[WHAT THE EXERCISE ASKS] In this exercise, reproduce all the entries that follow exactly.

[ITEMS]
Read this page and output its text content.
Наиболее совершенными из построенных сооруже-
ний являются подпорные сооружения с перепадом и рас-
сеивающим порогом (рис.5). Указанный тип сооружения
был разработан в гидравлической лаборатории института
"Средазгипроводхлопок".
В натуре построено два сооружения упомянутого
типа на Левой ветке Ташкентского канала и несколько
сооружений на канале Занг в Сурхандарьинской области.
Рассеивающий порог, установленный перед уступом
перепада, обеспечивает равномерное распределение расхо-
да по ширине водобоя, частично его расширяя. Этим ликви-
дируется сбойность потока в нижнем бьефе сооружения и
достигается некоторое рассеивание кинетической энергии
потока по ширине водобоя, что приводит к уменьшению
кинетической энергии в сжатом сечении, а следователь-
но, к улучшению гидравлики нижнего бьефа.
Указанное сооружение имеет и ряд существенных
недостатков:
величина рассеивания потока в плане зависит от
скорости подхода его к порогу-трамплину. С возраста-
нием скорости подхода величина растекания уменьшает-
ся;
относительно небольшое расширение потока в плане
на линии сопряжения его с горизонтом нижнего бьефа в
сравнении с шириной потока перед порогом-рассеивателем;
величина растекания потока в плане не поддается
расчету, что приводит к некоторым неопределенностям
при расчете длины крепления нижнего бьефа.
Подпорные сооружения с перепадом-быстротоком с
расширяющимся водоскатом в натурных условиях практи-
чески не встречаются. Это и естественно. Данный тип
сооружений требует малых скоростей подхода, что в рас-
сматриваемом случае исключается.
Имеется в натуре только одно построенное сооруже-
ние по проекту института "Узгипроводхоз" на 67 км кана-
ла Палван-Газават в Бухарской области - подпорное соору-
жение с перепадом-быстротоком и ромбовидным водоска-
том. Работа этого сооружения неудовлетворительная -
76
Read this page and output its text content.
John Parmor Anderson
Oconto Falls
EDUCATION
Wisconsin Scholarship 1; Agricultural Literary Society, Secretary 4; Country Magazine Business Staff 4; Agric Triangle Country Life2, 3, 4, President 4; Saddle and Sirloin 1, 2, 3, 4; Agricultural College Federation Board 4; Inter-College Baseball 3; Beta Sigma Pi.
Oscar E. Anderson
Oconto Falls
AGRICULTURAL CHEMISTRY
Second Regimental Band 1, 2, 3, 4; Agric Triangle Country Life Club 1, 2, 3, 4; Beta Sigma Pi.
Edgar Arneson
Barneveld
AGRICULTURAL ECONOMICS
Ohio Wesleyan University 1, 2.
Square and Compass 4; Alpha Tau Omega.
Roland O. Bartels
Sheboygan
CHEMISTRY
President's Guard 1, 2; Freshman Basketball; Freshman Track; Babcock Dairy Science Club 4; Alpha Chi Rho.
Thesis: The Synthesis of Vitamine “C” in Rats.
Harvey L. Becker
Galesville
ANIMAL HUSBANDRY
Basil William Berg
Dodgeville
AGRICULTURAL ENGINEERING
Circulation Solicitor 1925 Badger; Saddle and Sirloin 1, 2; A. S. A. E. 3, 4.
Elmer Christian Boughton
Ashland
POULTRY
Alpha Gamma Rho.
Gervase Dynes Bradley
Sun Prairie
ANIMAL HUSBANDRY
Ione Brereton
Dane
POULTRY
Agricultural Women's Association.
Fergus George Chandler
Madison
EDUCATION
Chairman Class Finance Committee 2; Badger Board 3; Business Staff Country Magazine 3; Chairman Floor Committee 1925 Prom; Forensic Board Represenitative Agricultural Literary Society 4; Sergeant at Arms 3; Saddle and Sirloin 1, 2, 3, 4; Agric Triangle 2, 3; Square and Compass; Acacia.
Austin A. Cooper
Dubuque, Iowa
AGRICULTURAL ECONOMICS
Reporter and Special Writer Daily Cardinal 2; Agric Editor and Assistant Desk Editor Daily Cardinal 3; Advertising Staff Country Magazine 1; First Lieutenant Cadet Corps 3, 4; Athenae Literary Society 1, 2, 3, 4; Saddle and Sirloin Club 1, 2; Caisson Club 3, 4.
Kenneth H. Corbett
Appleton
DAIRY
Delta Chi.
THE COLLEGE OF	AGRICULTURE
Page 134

[RESPONSE TO THIS EXERCISE]
Read this page and output its text content.
Наиболее совершенными из построенных сооруже-
ний являются подпорные сооружения с перепадом и рас-
сеивающим порогом (рис.5). Указанный тип сооружения
был разработан в гидравлической лаборатории института
"Средазгипроводхлопок".
В натуре построено два сооружения упомянутого
типа на Левой ветке Ташкентского канала и несколько
сооружений на канале Занг в Сурхандарьинской области.
Рассеивающий порог, установленный перед уступом
перепада, обеспечивает равномерное распределение расхо-
да по ширине водобоя, частично его расширяя. Этим ликви-
дируется сбойность потока в нижнем бьефе сооружения и
достигается некоторое рассеивание кинетической энергии
потока по ширине водобоя, что приводит к уменьшению
кинетической энергии в сжатом сечении, а следователь-
но, к улучшению гидравлики нижнего бьефа.
Указанное сооружение имеет и ряд существенных
недостатков:
величина рассеивания потока в плане зависит от
скорости подхода его к порогу-трамплину. С возраста-
нием скорости подхода величина растекания уменьшает-
ся;
относительно небольшое расширение потока в плане
на линии сопряжения его с горизонтом нижнего бьефа в
сравнении с шириной потока перед порогом-рассеивателем;
величина растекания потока в плане не поддается
расчету, что приводит к некоторым неопределенностям
при расчете длины крепления нижнего бьефа.
Подпорные сооружения с перепадом-быстротоком с
расширяющимся водоскатом в натурных условиях практи-
чески не встречаются. Это и естественно. Данный тип
сооружений требует малых скоростей подхода, что в рас-
сматриваемом случае исключается.
Имеется в натуре только одно построенное сооруже-
ние по проекту института "Узгипроводхоз" на 67 км кана-
ла Палван-Газават в Бухарской области - подпорное соору-
жение с перепадом-быстротоком и ромбовидным водоска-
том. Работа этого сооружения неудовлетворительная -
76
Read this page and output its text content.
John Parmor Anderson
Oconto Falls
EDUCATION
Wisconsin Scholarship 1; Agricultural Literary Society, Secretary 4; Country Magazine Business Staff 4; Agric Triangle Country Life2, 3, 4, President 4; Saddle and Sirloin 1, 2, 3, 4; Agricultural College Federation Board 4; Inter-College Baseball 3; Beta Sigma Pi.
Oscar E. Anderson
Oconto Falls
AGRICULTURAL CHEMISTRY
Second Regimental Band 1, 2, 3, 4; Agric Triangle Country Life Club 1, 2, 3, 4; Beta Sigma Pi.
Edgar Arneson
Barneveld
AGRICULTURAL ECONOMICS
Ohio Wesleyan University 1, 2.
Square and Compass 4; Alpha Tau Omega.
Roland O. Bartels
Sheboygan
CHEMISTRY
President's Guard 1, 2; Freshman Basketball; Freshman Track; Babcock Dairy Science Club 4; Alpha Chi Rho.
Thesis: The Synthesis of Vitamine “C” in Rats.
Harvey L. Becker
Galesville
ANIMAL HUSBANDRY
Basil William Berg
Dodgeville
AGRICULTURAL ENGINEERING
Circulation Solicitor 1925 Badger; Saddle and Sirloin 1, 2; A. S. A. E. 3, 4.
Elmer Christian Boughton
Ashland
POULTRY
Alpha Gamma Rho.
Gervase Dynes Bradley
Sun Prairie
ANIMAL HUSBANDRY
Ione Brereton
Dane
POULTRY
Agricultural Women's Association.
Fergus George Chandler
Madison
EDUCATION
Chairman Class Finance Committee 2; Badger Board 3; Business Staff Country Magazine 3; Chairman Floor Committee 1925 Prom; Forensic Board Represenitative Agricultural Literary Society 4; Sergeant at Arms 3; Saddle and Sirloin 1, 2, 3, 4; Agric Triangle 2, 3; Square and Compass; Acacia.
Austin A. Cooper
Dubuque, Iowa
AGRICULTURAL ECONOMICS
Reporter and Special Writer Daily Cardinal 2; Agric Editor and Assistant Desk Editor Daily Cardinal 3; Advertising Staff Country Magazine 1; First Lieutenant Cadet Corps 3, 4; Athenae Literary Society 1, 2, 3, 4; Saddle and Sirloin Club 1, 2; Caisson Club 3, 4.
Kenneth H. Corbett
Appleton
DAIRY
Delta Chi.
THE COLLEGE OF	AGRICULTURE
Page 134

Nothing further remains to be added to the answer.